- Reading text -
──────────────────────────────
CRA's T661 form expects a linear R&D narrative: hypothesis, experiment, conclusion. Agile teams work in sprints, iterate constantly, and rarely think in those terms. Here's how to bridge the gap.

The agile-SR&ED disconnect

Most SR&ED guidance assumes a waterfall-style R&D process: define a problem, form a hypothesis, run experiments, analyze results, draw conclusions. This maps neatly onto CRA's T661 Part 2 project description template.
Agile development doesn't work this way. Your team works in two-week sprints, ships incremental changes via pull requests, pivots based on retrospectives, and rarely documents a formal "hypothesis" before writing code. The uncertainty is real, but it's distributed across dozens of commits and conversations rather than captured in a single experiment report.
This doesn't mean agile work is ineligible for SR&ED. It means you need a deliberate strategy for translating agile artifacts into the narrative structure CRA expects.
──────────────────────────────
- Extracted data -
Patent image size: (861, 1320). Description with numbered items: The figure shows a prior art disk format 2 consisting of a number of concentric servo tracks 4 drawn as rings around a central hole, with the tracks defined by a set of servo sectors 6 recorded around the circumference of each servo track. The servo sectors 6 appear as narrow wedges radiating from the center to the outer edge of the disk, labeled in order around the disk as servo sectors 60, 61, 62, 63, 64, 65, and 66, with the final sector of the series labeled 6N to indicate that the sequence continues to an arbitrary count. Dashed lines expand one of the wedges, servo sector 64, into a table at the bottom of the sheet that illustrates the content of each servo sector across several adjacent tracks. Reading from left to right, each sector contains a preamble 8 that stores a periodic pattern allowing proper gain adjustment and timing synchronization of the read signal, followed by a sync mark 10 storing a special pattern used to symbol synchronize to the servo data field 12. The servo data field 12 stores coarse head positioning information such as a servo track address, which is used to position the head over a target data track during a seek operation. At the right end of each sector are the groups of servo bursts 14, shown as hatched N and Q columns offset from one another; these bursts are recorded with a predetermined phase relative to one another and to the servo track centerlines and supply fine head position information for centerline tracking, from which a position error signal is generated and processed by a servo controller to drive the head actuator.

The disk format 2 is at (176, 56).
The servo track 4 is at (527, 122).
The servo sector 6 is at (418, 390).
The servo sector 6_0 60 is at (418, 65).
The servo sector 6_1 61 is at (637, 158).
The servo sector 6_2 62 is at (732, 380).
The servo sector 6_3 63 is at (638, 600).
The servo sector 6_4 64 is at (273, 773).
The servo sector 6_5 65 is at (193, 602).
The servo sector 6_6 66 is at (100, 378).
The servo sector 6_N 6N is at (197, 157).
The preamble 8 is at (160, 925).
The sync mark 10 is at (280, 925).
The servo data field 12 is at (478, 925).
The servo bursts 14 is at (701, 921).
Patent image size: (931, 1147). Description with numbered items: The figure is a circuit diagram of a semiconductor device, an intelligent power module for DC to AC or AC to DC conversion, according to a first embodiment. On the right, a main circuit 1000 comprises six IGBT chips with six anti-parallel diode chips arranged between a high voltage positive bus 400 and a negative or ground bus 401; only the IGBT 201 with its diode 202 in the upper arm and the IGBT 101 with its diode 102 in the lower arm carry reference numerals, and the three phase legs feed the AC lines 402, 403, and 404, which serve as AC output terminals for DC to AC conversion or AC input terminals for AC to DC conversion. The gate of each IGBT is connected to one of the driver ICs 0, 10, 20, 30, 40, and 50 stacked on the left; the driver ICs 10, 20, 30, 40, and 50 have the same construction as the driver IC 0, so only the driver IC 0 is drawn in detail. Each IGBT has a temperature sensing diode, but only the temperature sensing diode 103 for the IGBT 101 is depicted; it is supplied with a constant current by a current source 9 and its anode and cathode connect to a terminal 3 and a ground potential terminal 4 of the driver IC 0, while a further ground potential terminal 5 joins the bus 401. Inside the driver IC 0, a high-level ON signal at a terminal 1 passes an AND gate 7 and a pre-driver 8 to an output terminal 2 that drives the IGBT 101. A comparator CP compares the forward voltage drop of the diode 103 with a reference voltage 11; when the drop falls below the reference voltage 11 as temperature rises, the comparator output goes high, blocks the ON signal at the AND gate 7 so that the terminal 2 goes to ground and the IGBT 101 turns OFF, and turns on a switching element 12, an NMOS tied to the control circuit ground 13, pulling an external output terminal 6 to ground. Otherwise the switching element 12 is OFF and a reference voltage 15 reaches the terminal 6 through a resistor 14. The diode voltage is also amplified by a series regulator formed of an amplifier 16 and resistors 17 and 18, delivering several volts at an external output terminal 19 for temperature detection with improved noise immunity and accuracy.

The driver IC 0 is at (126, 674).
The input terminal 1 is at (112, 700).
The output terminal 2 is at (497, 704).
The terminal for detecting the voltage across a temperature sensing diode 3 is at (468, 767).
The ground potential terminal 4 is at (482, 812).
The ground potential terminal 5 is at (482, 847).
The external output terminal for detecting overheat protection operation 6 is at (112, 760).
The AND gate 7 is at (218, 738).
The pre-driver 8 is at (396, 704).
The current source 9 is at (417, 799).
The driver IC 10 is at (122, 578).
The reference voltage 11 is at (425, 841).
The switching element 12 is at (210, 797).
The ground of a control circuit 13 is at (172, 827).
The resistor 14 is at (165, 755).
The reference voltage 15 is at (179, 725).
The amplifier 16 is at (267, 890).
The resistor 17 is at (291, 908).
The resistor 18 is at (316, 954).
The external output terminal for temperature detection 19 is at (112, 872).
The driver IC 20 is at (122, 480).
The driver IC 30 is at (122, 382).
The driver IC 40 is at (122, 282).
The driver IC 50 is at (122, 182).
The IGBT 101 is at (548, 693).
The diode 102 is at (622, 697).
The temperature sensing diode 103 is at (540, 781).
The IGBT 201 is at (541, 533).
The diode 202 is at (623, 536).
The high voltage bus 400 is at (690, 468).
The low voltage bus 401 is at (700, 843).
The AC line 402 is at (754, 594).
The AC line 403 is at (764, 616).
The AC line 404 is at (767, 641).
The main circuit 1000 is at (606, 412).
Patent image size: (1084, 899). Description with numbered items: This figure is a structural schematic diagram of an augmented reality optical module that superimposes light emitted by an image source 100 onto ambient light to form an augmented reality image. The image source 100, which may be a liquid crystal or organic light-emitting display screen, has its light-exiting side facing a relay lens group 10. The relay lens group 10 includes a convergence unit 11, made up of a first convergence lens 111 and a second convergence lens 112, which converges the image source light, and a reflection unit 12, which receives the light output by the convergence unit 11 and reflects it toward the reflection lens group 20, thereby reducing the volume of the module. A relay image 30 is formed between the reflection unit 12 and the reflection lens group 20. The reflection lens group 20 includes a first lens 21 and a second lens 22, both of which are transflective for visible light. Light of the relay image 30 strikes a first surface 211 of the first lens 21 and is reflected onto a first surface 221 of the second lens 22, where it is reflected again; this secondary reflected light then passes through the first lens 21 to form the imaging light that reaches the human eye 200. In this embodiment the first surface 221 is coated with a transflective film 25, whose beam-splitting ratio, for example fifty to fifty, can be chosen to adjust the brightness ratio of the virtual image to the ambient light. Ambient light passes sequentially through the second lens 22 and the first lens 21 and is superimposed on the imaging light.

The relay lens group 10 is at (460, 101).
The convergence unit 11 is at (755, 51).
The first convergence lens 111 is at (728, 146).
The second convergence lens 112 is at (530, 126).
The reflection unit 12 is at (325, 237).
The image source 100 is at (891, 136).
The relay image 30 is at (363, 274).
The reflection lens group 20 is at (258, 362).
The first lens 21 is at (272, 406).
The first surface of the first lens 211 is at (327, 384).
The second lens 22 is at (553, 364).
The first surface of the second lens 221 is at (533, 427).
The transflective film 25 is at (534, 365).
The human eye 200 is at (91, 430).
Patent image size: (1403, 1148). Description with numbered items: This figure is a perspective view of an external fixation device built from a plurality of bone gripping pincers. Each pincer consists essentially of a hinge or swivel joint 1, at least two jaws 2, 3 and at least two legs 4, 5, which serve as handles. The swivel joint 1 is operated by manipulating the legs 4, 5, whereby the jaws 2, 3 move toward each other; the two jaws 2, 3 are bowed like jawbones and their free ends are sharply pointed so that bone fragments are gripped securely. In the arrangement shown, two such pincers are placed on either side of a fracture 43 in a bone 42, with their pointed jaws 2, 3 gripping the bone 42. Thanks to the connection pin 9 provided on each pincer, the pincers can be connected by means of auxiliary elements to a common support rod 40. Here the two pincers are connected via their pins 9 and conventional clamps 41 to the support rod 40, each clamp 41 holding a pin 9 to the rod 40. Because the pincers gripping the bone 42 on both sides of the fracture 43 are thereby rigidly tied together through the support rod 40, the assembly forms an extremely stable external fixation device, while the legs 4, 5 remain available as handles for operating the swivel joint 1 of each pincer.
──────────────────────────────
Can you rewrite the stretch from "Most SR&ED guidance" through "structure CRA expects." in the SR&ED text with "sprints" changed to "iterations"?

Most SR&ED guidance assumes a waterfall-style R&D process: define a problem, form a hypothesis, run experiments, analyze results, draw conclusions. This maps neatly onto CRA's T661 Part 2 project description template.
Agile development doesn't work this way. Your team works in two-week iterations, ships incremental changes via pull requests, pivots based on retrospectives, and rarely documents a formal "hypothesis" before writing code. The uncertainty is real, but it's distributed across dozens of commits and conversations rather than captured in a single experiment report.
This doesn't mean agile work is ineligible for SR&ED. It means you need a deliberate strategy for translating agile artifacts into the narrative structure CRA expects.